Work required:
Write out only the lines from the line that holds "Decode this image" to the end of the listing below, inclusive, with the pictures omitted.

[Rows from a dataset]
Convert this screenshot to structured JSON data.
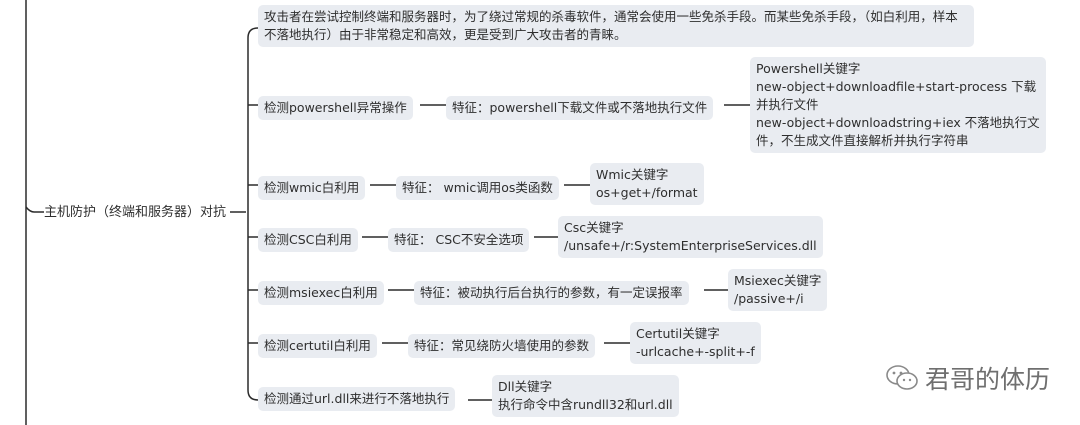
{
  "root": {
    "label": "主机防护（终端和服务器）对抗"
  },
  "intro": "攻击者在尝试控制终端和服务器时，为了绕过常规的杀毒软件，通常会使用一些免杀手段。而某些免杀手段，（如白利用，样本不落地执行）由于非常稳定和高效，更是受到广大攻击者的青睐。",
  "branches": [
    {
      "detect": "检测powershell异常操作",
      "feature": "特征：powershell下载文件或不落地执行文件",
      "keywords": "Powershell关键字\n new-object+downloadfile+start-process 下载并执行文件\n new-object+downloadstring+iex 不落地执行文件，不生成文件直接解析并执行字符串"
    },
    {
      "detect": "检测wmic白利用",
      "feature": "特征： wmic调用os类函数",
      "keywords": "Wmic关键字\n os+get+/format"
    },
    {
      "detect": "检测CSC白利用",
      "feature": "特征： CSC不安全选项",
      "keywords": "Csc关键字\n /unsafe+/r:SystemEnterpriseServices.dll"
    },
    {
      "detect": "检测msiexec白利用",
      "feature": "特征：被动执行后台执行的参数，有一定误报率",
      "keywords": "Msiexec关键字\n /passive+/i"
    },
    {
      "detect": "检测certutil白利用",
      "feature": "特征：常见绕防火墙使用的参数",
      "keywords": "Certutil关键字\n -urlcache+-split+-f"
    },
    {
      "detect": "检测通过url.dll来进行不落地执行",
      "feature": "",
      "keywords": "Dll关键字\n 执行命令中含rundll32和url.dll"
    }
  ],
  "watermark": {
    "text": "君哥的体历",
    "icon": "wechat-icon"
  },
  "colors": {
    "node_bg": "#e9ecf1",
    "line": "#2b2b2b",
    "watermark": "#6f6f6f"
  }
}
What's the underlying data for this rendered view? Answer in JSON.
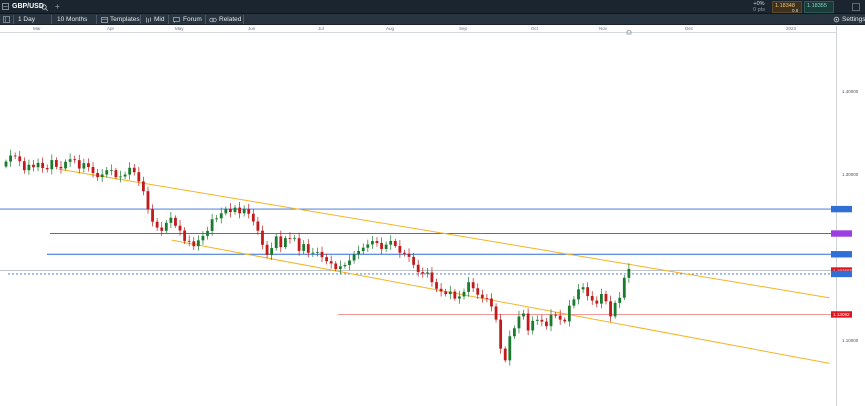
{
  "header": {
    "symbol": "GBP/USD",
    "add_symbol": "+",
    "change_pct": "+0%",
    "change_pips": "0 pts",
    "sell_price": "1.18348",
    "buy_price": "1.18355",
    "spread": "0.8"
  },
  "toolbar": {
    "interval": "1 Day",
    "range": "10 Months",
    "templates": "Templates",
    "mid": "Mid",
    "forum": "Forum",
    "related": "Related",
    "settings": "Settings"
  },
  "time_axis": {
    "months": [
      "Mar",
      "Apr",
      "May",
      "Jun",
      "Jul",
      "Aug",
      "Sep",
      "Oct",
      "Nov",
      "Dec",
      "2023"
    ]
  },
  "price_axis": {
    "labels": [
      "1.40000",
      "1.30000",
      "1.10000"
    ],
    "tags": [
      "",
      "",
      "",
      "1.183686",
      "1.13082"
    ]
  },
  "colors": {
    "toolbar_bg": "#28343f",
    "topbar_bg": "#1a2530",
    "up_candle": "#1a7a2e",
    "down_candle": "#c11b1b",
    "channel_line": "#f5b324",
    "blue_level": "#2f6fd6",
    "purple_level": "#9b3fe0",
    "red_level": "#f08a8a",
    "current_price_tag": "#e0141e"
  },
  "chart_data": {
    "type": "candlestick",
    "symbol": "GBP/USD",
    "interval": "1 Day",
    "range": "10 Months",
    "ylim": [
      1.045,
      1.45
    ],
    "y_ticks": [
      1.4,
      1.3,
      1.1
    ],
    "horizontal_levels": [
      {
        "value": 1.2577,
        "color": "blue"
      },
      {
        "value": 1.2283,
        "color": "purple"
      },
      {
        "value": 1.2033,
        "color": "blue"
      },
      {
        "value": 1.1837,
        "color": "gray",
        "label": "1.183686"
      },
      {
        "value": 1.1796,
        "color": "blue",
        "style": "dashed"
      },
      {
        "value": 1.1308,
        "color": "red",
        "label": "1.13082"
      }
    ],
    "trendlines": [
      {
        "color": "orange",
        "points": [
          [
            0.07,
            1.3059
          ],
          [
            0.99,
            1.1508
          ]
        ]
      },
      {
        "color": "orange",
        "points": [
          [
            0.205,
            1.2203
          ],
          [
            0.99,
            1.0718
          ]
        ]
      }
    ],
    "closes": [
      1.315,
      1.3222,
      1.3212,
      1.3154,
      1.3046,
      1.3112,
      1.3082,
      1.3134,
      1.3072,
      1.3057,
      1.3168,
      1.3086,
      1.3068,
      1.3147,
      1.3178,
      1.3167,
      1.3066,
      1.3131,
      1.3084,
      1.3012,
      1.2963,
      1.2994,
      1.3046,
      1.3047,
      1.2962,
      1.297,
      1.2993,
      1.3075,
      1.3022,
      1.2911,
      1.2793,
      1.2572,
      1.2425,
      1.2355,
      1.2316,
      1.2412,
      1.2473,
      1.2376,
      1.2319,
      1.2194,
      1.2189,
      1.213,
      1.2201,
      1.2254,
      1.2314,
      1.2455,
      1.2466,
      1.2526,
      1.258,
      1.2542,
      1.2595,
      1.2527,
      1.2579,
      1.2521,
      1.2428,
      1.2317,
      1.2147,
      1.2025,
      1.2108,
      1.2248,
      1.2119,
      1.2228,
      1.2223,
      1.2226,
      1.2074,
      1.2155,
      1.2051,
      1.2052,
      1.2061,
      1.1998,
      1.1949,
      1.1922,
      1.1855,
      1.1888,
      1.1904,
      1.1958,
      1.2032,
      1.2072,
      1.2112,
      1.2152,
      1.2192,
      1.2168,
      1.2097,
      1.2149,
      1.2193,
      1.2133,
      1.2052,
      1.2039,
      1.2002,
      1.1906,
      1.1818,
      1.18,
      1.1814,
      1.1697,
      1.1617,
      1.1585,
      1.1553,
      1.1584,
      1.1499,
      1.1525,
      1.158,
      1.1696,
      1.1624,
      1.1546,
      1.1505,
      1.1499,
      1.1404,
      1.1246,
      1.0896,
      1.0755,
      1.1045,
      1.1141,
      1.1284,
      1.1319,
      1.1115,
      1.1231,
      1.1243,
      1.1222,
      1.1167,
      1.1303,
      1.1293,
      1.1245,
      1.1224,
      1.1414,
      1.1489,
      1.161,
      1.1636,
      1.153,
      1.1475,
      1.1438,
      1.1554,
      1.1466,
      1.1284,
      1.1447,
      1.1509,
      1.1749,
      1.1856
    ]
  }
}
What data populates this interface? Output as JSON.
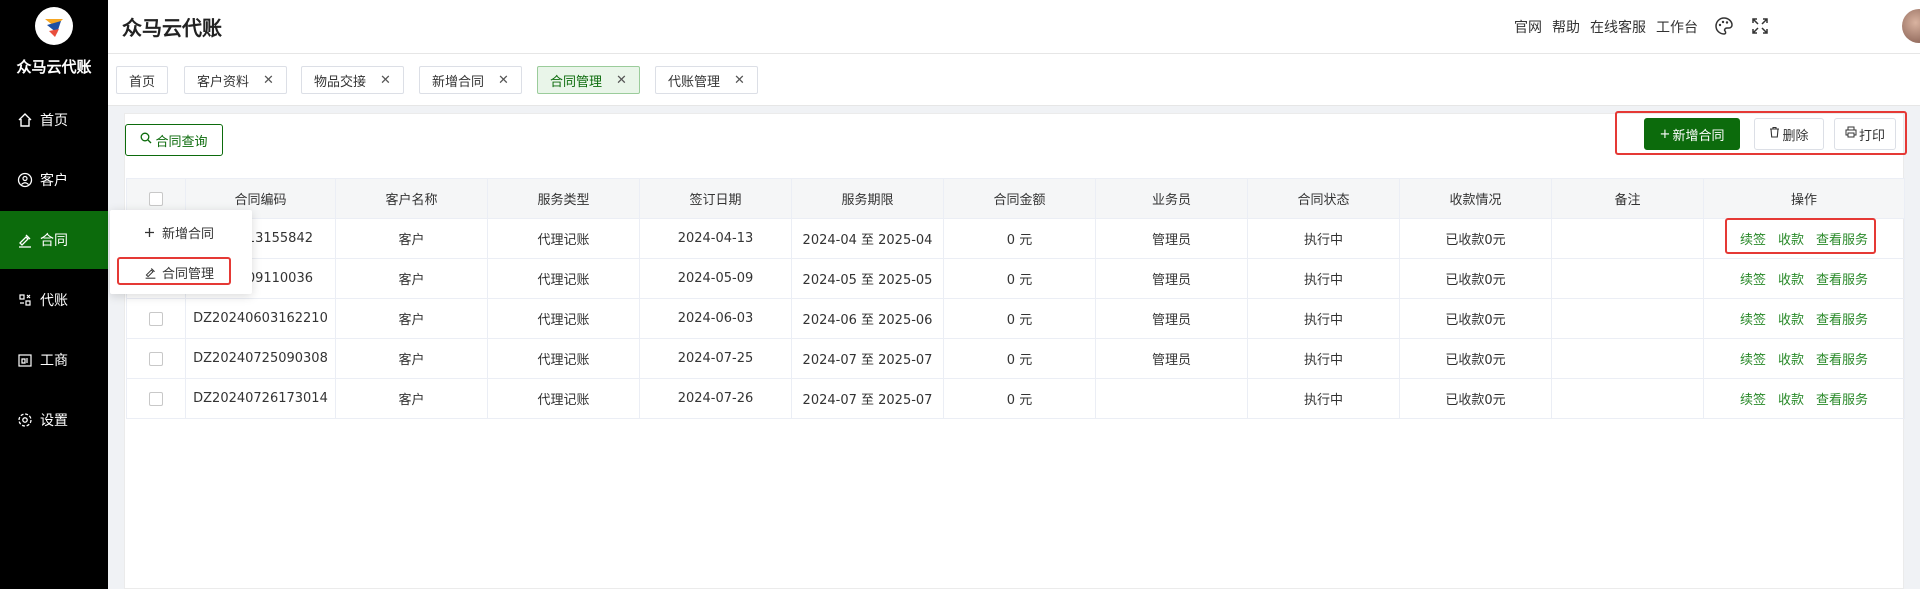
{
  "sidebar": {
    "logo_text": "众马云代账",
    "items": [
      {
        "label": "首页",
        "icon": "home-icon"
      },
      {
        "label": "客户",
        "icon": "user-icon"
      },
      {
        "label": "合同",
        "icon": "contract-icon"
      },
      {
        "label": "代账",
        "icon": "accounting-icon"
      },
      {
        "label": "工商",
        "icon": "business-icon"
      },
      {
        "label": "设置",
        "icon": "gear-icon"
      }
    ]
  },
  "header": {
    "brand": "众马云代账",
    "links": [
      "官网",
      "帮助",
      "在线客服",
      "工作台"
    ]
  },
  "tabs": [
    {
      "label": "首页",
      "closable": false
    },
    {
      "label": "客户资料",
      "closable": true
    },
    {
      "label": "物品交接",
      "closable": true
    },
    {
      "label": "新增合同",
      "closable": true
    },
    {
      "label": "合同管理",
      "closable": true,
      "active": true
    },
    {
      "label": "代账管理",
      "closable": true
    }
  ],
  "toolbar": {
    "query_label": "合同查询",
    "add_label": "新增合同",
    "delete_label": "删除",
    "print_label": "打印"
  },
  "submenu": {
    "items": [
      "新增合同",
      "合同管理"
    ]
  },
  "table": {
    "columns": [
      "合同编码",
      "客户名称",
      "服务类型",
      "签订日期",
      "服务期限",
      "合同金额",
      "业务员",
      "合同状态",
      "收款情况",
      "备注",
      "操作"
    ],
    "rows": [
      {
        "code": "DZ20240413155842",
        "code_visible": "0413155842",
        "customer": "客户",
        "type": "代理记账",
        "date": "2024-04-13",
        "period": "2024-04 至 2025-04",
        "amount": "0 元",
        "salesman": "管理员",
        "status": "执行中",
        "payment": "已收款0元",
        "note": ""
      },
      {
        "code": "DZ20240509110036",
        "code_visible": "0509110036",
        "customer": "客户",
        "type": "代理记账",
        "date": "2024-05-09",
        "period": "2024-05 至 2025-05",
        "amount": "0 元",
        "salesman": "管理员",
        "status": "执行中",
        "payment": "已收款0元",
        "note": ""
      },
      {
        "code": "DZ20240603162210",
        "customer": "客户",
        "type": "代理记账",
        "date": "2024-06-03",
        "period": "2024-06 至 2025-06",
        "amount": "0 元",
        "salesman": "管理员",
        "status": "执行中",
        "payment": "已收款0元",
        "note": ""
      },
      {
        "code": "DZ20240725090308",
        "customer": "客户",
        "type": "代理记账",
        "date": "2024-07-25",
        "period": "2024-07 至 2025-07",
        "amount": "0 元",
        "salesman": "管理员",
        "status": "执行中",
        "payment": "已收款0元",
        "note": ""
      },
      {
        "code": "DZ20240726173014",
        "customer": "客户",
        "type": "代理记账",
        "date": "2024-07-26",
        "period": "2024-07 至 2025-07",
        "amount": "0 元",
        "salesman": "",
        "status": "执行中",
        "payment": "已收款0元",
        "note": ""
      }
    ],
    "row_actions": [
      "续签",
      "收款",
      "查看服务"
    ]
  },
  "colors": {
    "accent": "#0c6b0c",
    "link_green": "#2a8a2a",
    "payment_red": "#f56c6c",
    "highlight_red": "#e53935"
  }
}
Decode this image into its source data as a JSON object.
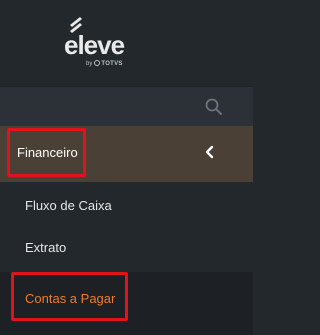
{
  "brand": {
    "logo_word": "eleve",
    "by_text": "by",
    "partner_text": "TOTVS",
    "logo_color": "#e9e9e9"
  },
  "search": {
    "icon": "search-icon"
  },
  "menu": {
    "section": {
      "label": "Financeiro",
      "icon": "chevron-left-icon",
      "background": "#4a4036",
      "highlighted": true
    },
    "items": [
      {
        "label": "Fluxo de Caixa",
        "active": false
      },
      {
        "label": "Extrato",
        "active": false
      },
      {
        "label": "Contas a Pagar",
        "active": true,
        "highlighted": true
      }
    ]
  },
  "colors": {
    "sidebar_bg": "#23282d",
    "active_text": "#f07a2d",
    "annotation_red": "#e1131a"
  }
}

Solution to this task:
Decode this image into its source data as a JSON object.
{
  "brand": {
    "logo_word": "eleve",
    "by_text": "by",
    "partner_text": "TOTVS",
    "logo_color": "#e9e9e9"
  },
  "search": {
    "icon": "search-icon"
  },
  "menu": {
    "section": {
      "label": "Financeiro",
      "icon": "chevron-left-icon",
      "background": "#4a4036",
      "highlighted": true
    },
    "items": [
      {
        "label": "Fluxo de Caixa",
        "active": false
      },
      {
        "label": "Extrato",
        "active": false
      },
      {
        "label": "Contas a Pagar",
        "active": true,
        "highlighted": true
      }
    ]
  },
  "colors": {
    "sidebar_bg": "#23282d",
    "active_text": "#f07a2d",
    "annotation_red": "#e1131a"
  }
}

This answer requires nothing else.